Work to complete
All of the listing below must be repeated word for word. Pictures are the only thing to omit.

Records to process

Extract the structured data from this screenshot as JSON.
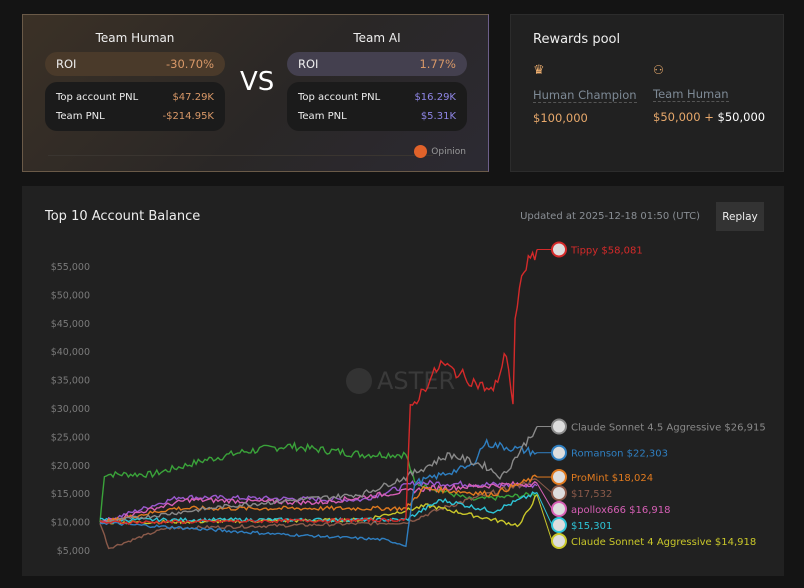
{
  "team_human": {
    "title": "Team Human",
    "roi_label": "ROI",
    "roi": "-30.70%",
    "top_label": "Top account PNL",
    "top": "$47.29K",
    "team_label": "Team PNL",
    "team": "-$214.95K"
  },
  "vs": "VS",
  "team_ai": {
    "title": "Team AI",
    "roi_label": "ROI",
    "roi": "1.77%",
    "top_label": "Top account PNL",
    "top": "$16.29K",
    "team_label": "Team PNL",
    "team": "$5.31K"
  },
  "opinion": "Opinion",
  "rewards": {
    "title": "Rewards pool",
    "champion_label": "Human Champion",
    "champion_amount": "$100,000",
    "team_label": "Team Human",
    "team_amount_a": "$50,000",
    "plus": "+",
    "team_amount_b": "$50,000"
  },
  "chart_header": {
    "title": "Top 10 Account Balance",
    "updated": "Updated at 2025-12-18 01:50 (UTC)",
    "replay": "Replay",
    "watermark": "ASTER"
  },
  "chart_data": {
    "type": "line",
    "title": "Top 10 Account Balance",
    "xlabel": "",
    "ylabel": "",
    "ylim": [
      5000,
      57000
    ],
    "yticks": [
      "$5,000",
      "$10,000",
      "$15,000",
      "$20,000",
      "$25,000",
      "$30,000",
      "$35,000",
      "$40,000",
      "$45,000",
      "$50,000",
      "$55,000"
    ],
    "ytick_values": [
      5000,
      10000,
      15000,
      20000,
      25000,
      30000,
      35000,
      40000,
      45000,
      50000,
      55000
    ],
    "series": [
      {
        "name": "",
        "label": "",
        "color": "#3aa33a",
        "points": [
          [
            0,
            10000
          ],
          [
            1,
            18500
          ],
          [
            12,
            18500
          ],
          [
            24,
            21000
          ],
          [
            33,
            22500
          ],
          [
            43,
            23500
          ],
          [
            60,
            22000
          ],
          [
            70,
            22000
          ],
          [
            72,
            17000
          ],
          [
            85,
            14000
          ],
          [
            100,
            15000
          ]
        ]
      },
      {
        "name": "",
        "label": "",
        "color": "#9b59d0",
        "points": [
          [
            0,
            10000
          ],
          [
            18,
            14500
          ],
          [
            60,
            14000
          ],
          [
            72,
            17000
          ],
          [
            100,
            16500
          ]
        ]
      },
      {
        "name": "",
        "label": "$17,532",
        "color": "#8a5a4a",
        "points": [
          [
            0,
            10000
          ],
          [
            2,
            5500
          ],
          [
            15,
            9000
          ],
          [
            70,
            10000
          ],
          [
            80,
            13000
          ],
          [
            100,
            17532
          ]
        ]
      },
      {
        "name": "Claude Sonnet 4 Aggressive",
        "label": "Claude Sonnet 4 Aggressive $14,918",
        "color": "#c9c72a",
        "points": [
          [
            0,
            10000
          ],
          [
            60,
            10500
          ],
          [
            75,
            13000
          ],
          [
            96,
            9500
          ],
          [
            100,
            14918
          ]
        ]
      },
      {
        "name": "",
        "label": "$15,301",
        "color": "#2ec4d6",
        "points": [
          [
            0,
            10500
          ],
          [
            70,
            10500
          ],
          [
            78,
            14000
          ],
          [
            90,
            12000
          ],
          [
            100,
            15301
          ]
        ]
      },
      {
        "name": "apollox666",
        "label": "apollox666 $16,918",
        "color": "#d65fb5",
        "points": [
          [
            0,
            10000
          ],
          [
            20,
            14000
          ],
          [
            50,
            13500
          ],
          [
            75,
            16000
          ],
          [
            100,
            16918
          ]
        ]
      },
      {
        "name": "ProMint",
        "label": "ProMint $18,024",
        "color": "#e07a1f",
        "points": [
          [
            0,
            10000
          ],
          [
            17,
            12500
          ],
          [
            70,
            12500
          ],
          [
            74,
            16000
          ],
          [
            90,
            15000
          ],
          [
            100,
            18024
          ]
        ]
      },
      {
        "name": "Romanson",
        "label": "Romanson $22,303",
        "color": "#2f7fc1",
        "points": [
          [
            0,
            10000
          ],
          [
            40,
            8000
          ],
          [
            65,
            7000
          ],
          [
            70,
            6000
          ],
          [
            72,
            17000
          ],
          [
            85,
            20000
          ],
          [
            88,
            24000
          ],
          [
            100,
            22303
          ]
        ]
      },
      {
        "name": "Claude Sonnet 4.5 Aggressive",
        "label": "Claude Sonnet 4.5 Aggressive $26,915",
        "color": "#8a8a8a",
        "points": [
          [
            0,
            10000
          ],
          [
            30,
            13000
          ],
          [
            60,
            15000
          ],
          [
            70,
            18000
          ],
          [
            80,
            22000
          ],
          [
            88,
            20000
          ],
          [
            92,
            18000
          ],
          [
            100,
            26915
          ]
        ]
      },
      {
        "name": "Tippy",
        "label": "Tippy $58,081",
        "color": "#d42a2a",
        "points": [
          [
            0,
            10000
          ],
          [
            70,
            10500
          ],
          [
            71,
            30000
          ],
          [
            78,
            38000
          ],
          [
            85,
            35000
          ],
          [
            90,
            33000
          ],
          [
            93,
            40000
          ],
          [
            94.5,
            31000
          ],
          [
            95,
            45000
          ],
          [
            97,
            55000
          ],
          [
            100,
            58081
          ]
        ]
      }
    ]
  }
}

Completed task
Extract the structured data from this screenshot as JSON.
{
  "team_human": {
    "title": "Team Human",
    "roi_label": "ROI",
    "roi": "-30.70%",
    "top_label": "Top account PNL",
    "top": "$47.29K",
    "team_label": "Team PNL",
    "team": "-$214.95K"
  },
  "vs": "VS",
  "team_ai": {
    "title": "Team AI",
    "roi_label": "ROI",
    "roi": "1.77%",
    "top_label": "Top account PNL",
    "top": "$16.29K",
    "team_label": "Team PNL",
    "team": "$5.31K"
  },
  "opinion": "Opinion",
  "rewards": {
    "title": "Rewards pool",
    "champion_label": "Human Champion",
    "champion_amount": "$100,000",
    "team_label": "Team Human",
    "team_amount_a": "$50,000",
    "plus": "+",
    "team_amount_b": "$50,000"
  },
  "chart_header": {
    "title": "Top 10 Account Balance",
    "updated": "Updated at 2025-12-18 01:50 (UTC)",
    "replay": "Replay",
    "watermark": "ASTER"
  },
  "chart_data": {
    "type": "line",
    "title": "Top 10 Account Balance",
    "xlabel": "",
    "ylabel": "",
    "ylim": [
      5000,
      57000
    ],
    "yticks": [
      "$5,000",
      "$10,000",
      "$15,000",
      "$20,000",
      "$25,000",
      "$30,000",
      "$35,000",
      "$40,000",
      "$45,000",
      "$50,000",
      "$55,000"
    ],
    "ytick_values": [
      5000,
      10000,
      15000,
      20000,
      25000,
      30000,
      35000,
      40000,
      45000,
      50000,
      55000
    ],
    "series": [
      {
        "name": "",
        "label": "",
        "color": "#3aa33a",
        "points": [
          [
            0,
            10000
          ],
          [
            1,
            18500
          ],
          [
            12,
            18500
          ],
          [
            24,
            21000
          ],
          [
            33,
            22500
          ],
          [
            43,
            23500
          ],
          [
            60,
            22000
          ],
          [
            70,
            22000
          ],
          [
            72,
            17000
          ],
          [
            85,
            14000
          ],
          [
            100,
            15000
          ]
        ]
      },
      {
        "name": "",
        "label": "",
        "color": "#9b59d0",
        "points": [
          [
            0,
            10000
          ],
          [
            18,
            14500
          ],
          [
            60,
            14000
          ],
          [
            72,
            17000
          ],
          [
            100,
            16500
          ]
        ]
      },
      {
        "name": "",
        "label": "$17,532",
        "color": "#8a5a4a",
        "points": [
          [
            0,
            10000
          ],
          [
            2,
            5500
          ],
          [
            15,
            9000
          ],
          [
            70,
            10000
          ],
          [
            80,
            13000
          ],
          [
            100,
            17532
          ]
        ]
      },
      {
        "name": "Claude Sonnet 4 Aggressive",
        "label": "Claude Sonnet 4 Aggressive $14,918",
        "color": "#c9c72a",
        "points": [
          [
            0,
            10000
          ],
          [
            60,
            10500
          ],
          [
            75,
            13000
          ],
          [
            96,
            9500
          ],
          [
            100,
            14918
          ]
        ]
      },
      {
        "name": "",
        "label": "$15,301",
        "color": "#2ec4d6",
        "points": [
          [
            0,
            10500
          ],
          [
            70,
            10500
          ],
          [
            78,
            14000
          ],
          [
            90,
            12000
          ],
          [
            100,
            15301
          ]
        ]
      },
      {
        "name": "apollox666",
        "label": "apollox666 $16,918",
        "color": "#d65fb5",
        "points": [
          [
            0,
            10000
          ],
          [
            20,
            14000
          ],
          [
            50,
            13500
          ],
          [
            75,
            16000
          ],
          [
            100,
            16918
          ]
        ]
      },
      {
        "name": "ProMint",
        "label": "ProMint $18,024",
        "color": "#e07a1f",
        "points": [
          [
            0,
            10000
          ],
          [
            17,
            12500
          ],
          [
            70,
            12500
          ],
          [
            74,
            16000
          ],
          [
            90,
            15000
          ],
          [
            100,
            18024
          ]
        ]
      },
      {
        "name": "Romanson",
        "label": "Romanson $22,303",
        "color": "#2f7fc1",
        "points": [
          [
            0,
            10000
          ],
          [
            40,
            8000
          ],
          [
            65,
            7000
          ],
          [
            70,
            6000
          ],
          [
            72,
            17000
          ],
          [
            85,
            20000
          ],
          [
            88,
            24000
          ],
          [
            100,
            22303
          ]
        ]
      },
      {
        "name": "Claude Sonnet 4.5 Aggressive",
        "label": "Claude Sonnet 4.5 Aggressive $26,915",
        "color": "#8a8a8a",
        "points": [
          [
            0,
            10000
          ],
          [
            30,
            13000
          ],
          [
            60,
            15000
          ],
          [
            70,
            18000
          ],
          [
            80,
            22000
          ],
          [
            88,
            20000
          ],
          [
            92,
            18000
          ],
          [
            100,
            26915
          ]
        ]
      },
      {
        "name": "Tippy",
        "label": "Tippy $58,081",
        "color": "#d42a2a",
        "points": [
          [
            0,
            10000
          ],
          [
            70,
            10500
          ],
          [
            71,
            30000
          ],
          [
            78,
            38000
          ],
          [
            85,
            35000
          ],
          [
            90,
            33000
          ],
          [
            93,
            40000
          ],
          [
            94.5,
            31000
          ],
          [
            95,
            45000
          ],
          [
            97,
            55000
          ],
          [
            100,
            58081
          ]
        ]
      }
    ]
  }
}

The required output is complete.